### Written request
Where the data below has the string "diru", return the whole line.

┄┄┄┄┄┄┄┄┄┄

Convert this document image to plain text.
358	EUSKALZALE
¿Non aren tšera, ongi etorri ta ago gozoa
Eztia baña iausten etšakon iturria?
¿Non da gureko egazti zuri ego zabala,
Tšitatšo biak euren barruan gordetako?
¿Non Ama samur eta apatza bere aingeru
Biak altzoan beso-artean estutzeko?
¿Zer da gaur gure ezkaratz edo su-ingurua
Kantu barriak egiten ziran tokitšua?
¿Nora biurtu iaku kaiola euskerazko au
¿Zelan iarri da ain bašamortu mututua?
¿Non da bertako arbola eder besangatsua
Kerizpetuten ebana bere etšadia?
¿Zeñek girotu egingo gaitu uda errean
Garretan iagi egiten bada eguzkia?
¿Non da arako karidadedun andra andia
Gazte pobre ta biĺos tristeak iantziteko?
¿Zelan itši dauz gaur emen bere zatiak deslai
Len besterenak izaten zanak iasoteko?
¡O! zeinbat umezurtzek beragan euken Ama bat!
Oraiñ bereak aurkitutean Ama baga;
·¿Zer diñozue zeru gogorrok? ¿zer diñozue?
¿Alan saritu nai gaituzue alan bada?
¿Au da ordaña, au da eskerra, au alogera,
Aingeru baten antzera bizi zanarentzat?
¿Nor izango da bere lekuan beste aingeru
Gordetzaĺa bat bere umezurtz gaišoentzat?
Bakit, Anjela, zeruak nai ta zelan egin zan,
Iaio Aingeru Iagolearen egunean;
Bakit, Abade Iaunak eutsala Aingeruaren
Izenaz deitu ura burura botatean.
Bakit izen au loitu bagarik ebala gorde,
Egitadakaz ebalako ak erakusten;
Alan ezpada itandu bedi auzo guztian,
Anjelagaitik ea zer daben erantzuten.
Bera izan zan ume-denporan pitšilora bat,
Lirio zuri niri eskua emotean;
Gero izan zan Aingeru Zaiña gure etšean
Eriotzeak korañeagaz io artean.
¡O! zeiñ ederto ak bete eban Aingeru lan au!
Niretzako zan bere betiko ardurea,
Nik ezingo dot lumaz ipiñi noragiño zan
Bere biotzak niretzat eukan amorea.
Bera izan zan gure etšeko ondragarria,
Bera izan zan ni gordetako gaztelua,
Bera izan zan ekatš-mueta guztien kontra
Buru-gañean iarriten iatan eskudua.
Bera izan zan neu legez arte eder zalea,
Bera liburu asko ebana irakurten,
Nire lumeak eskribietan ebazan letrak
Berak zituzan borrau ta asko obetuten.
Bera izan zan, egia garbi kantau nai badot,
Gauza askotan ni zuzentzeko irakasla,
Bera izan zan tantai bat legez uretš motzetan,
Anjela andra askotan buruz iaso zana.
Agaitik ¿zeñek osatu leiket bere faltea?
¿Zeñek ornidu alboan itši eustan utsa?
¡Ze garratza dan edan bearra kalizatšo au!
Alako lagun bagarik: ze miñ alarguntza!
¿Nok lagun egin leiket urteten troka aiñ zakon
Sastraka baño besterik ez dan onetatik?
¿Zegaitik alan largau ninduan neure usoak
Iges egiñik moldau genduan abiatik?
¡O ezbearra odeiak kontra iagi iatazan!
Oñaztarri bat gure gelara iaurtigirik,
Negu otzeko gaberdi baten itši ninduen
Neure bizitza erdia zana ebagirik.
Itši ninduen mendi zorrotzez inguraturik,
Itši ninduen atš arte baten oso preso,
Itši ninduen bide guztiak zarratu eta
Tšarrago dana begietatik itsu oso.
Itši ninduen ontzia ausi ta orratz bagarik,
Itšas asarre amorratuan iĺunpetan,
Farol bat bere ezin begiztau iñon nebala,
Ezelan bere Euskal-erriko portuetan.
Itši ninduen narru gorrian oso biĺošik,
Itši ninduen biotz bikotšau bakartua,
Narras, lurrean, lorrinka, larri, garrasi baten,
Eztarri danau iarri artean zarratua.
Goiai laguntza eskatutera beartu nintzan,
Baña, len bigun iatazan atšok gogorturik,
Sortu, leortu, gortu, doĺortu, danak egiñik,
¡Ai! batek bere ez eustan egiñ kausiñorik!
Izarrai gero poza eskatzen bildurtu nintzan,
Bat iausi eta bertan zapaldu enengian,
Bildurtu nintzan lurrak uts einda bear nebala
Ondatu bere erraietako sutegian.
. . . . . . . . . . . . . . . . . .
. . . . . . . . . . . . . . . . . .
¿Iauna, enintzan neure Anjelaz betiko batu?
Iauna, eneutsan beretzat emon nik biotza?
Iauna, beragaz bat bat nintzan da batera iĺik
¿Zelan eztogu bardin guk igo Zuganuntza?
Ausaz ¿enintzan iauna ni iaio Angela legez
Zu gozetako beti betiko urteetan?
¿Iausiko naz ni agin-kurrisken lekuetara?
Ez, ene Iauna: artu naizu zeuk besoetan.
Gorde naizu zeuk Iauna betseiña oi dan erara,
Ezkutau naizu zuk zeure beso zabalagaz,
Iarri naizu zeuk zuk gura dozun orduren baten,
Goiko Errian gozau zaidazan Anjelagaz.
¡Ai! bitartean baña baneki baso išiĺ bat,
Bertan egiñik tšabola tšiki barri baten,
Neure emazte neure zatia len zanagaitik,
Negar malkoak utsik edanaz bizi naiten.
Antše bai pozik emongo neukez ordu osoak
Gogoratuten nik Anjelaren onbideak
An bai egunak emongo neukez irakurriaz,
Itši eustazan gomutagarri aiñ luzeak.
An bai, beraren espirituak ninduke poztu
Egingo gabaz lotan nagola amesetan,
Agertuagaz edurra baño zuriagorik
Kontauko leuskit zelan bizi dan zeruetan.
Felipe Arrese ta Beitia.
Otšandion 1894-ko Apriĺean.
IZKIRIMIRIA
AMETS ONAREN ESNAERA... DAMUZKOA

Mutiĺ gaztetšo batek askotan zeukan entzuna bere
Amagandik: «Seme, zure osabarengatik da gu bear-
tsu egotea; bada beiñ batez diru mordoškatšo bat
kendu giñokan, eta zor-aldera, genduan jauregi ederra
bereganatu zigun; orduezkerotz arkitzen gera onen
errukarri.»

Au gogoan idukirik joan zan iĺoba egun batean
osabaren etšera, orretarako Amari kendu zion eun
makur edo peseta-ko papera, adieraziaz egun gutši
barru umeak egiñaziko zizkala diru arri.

┄┄┄┄┄┄┄┄┄┄

### Task solution
tsu egotea; bada beiñ batez diru mordoškatšo bat
barru umeak egiñaziko zizkala diru arri.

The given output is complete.